- [GIVEN INSTRUCTION]
Copy the lines below word for word, from the line containing "x-tick-label: 2005 [283,298,294,321]" through the line containing "x-tick-label: 2010 [374,298,385,321]", with both of those lines included.

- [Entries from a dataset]
>>>>

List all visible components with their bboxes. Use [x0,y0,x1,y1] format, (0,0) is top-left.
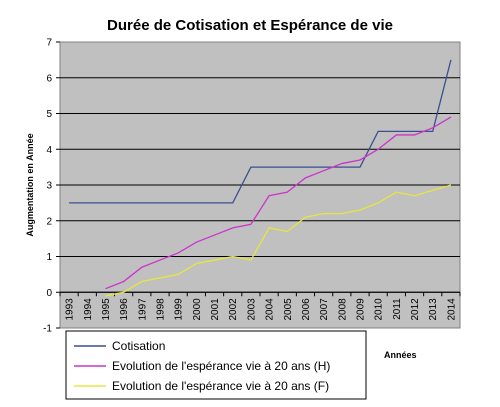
x-tick-label: 2005 [283,298,294,321]
x-tick-label: 1999 [174,298,185,321]
y-axis-label: Augmentation en Année [25,133,35,236]
chart-title: Durée de Cotisation et Espérance de vie [107,17,393,34]
x-tick-label: 2004 [265,298,276,321]
x-tick-label: 1997 [137,298,148,321]
y-axis-ticks: -1 0 1 2 3 4 5 6 7 [43,38,60,335]
x-axis-label: Années [384,350,417,360]
x-tick-label: 1993 [65,298,76,321]
x-tick-label: 2010 [374,298,385,321]
x-axis-ticks: 1993 1994 1995 1996 1997 1998 1999 2000 2001 2002… [59,291,461,321]
x-tick-label: 2013 [428,298,439,321]
y-tick-label: 3 [46,181,52,192]
series-line-1 [105,116,452,290]
x-tick-label: 2002 [228,298,239,321]
y-tick-label: 4 [46,145,52,156]
x-tick-label: 2007 [319,298,330,321]
x-tick-label: 1995 [101,298,112,321]
x-tick-label: 2000 [192,298,203,321]
x-tick-label: 2003 [246,298,257,321]
y-tick-label: 5 [46,109,52,120]
x-tick-label: 2012 [410,298,421,321]
x-tick-label: 1998 [156,298,167,321]
x-tick-label: 2009 [356,298,367,321]
legend-entry-1: Evolution de l'espérance vie à 20 ans (H… [112,359,330,373]
y-tick-label: 7 [46,38,52,49]
x-tick-label: 1994 [83,298,94,321]
y-tick-label: 2 [46,216,52,227]
x-tick-label: 2008 [337,298,348,321]
x-tick-label: 2001 [210,298,221,321]
x-tick-label: 2014 [446,298,457,321]
y-tick-label: 0 [46,288,52,299]
legend-entry-0: Cotisation [112,339,165,353]
legend-items: Cotisation Evolution de l'espérance vie à… [74,339,330,393]
legend [65,330,367,400]
x-tick-label: 2011 [392,298,403,320]
x-tick-label: 2006 [301,298,312,321]
y-tick-label: 6 [46,73,52,84]
series-line-2 [105,184,452,297]
x-tick-label: 1996 [119,298,130,321]
y-tick-label: 1 [46,252,52,263]
y-tick-label: -1 [43,324,52,335]
series-lines [69,59,452,297]
legend-entry-2: Evolution de l'espérance vie à 20 ans (F… [112,379,329,393]
series-line-0 [69,59,452,204]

<<<<

- [FINAL RESULT]
x-tick-label: 2005 [283,298,294,321]
x-tick-label: 1999 [174,298,185,321]
y-axis-label: Augmentation en Année [25,133,35,236]
chart-title: Durée de Cotisation et Espérance de vie [107,17,393,34]
x-tick-label: 2004 [265,298,276,321]
x-tick-label: 1997 [137,298,148,321]
y-axis-ticks: -1 0 1 2 3 4 5 6 7 [43,38,60,335]
x-axis-label: Années [384,350,417,360]
x-tick-label: 1993 [65,298,76,321]
x-tick-label: 2010 [374,298,385,321]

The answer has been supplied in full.